Which lines hold the word "name"? Copy each of them.

Dataset —
== == ==

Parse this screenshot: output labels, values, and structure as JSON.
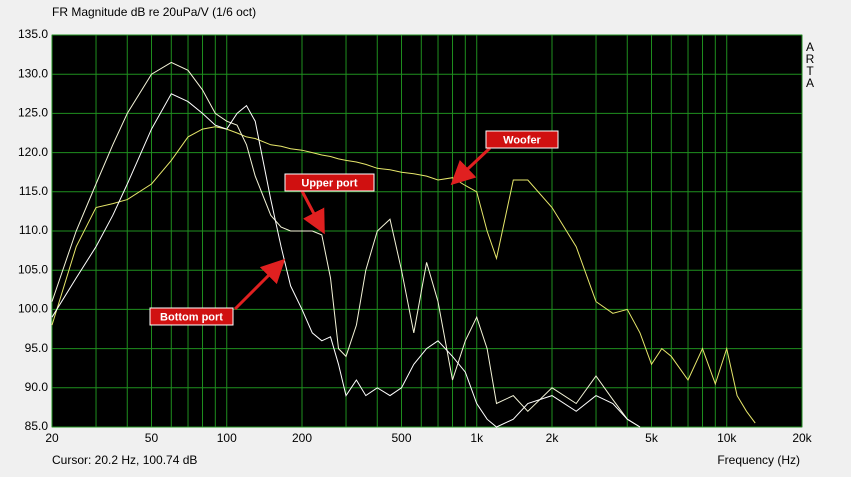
{
  "chart_data": {
    "type": "line",
    "title": "FR Magnitude dB re 20uPa/V (1/6 oct)",
    "side_label": "ARTA",
    "cursor_text": "Cursor: 20.2 Hz, 100.74 dB",
    "x_label": "Frequency (Hz)",
    "x_scale": "log",
    "grid": true,
    "grid_color": "#1f8f1f",
    "xlim": [
      20,
      20000
    ],
    "xticks": [
      20,
      50,
      100,
      200,
      500,
      {
        "value": 1000,
        "label": "1k"
      },
      {
        "value": 2000,
        "label": "2k"
      },
      {
        "value": 5000,
        "label": "5k"
      },
      {
        "value": 10000,
        "label": "10k"
      },
      {
        "value": 20000,
        "label": "20k"
      }
    ],
    "xminor_ticks": [
      30,
      40,
      60,
      70,
      80,
      90,
      300,
      400,
      600,
      700,
      800,
      900,
      3000,
      4000,
      6000,
      7000,
      8000,
      9000
    ],
    "ylim": [
      85,
      135
    ],
    "yticks": [
      {
        "value": 85,
        "label": "85.0"
      },
      {
        "value": 90,
        "label": "90.0"
      },
      {
        "value": 95,
        "label": "95.0"
      },
      {
        "value": 100,
        "label": "100.0"
      },
      {
        "value": 105,
        "label": "105.0"
      },
      {
        "value": 110,
        "label": "110.0"
      },
      {
        "value": 115,
        "label": "115.0"
      },
      {
        "value": 120,
        "label": "120.0"
      },
      {
        "value": 125,
        "label": "125.0"
      },
      {
        "value": 130,
        "label": "130.0"
      },
      {
        "value": 135,
        "label": "135.0"
      }
    ],
    "x": [
      20,
      25,
      30,
      35,
      40,
      50,
      60,
      70,
      80,
      90,
      100,
      110,
      120,
      130,
      150,
      165,
      180,
      200,
      220,
      240,
      260,
      280,
      300,
      330,
      360,
      400,
      450,
      500,
      560,
      630,
      700,
      800,
      900,
      1000,
      1100,
      1200,
      1400,
      1600,
      2000,
      2500,
      3000,
      3500,
      4000,
      4500,
      5000,
      5500,
      6000,
      7000,
      8000,
      9000,
      10000,
      11000,
      12000,
      13000
    ],
    "series": [
      {
        "name": "Woofer",
        "color": "#e6e66a",
        "values": [
          98,
          108,
          113,
          113.5,
          114,
          116,
          119,
          122,
          123,
          123.3,
          123,
          122.5,
          122,
          121.8,
          121,
          120.8,
          120.5,
          120.3,
          120,
          119.7,
          119.5,
          119.2,
          119,
          118.8,
          118.5,
          118,
          117.8,
          117.5,
          117.3,
          117,
          116.5,
          116.8,
          115.8,
          115,
          110,
          106.5,
          116.5,
          116.5,
          113,
          108,
          101,
          99.5,
          100,
          97,
          93,
          95,
          94,
          91,
          95,
          90.5,
          95,
          89,
          87,
          85.5
        ]
      },
      {
        "name": "Upper port",
        "color": "#f4f4d8",
        "values": [
          101,
          110,
          116,
          121,
          125,
          130,
          131.5,
          130.5,
          128,
          125,
          124,
          123.5,
          121,
          117,
          112,
          110.5,
          110,
          110,
          110,
          109.5,
          104,
          95,
          94,
          98,
          105,
          110,
          111.5,
          105,
          97,
          106,
          101,
          91,
          96,
          99,
          95,
          88,
          89,
          87,
          90,
          88,
          91.5,
          88.5,
          86,
          85,
          null,
          null,
          null,
          null,
          null,
          null,
          null,
          null,
          null,
          null
        ]
      },
      {
        "name": "Bottom port",
        "color": "#ffffff",
        "values": [
          99,
          104,
          108,
          112,
          116,
          123,
          127.5,
          126.5,
          125,
          123.5,
          123,
          125,
          126,
          124,
          114,
          108,
          103,
          100,
          97,
          96,
          96.5,
          93,
          89,
          91,
          89,
          90,
          89,
          90,
          93,
          95,
          96,
          94,
          92,
          88,
          86,
          85,
          86,
          88,
          89,
          87,
          89,
          88,
          86,
          85,
          null,
          null,
          null,
          null,
          null,
          null,
          null,
          null,
          null,
          null
        ]
      }
    ]
  }
}
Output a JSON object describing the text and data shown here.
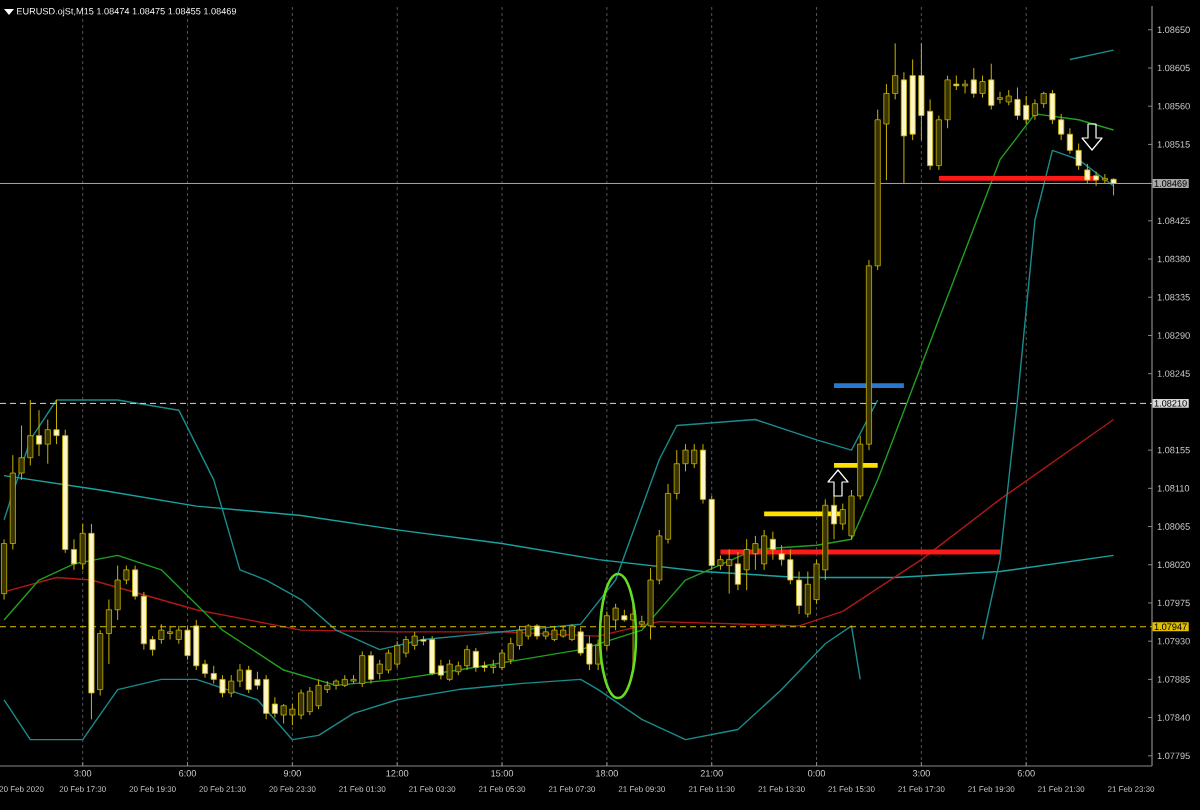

== == ==

Solved problem —
        "name": "Woofer",
        "name": "Upper port",
        "name": "Bottom port",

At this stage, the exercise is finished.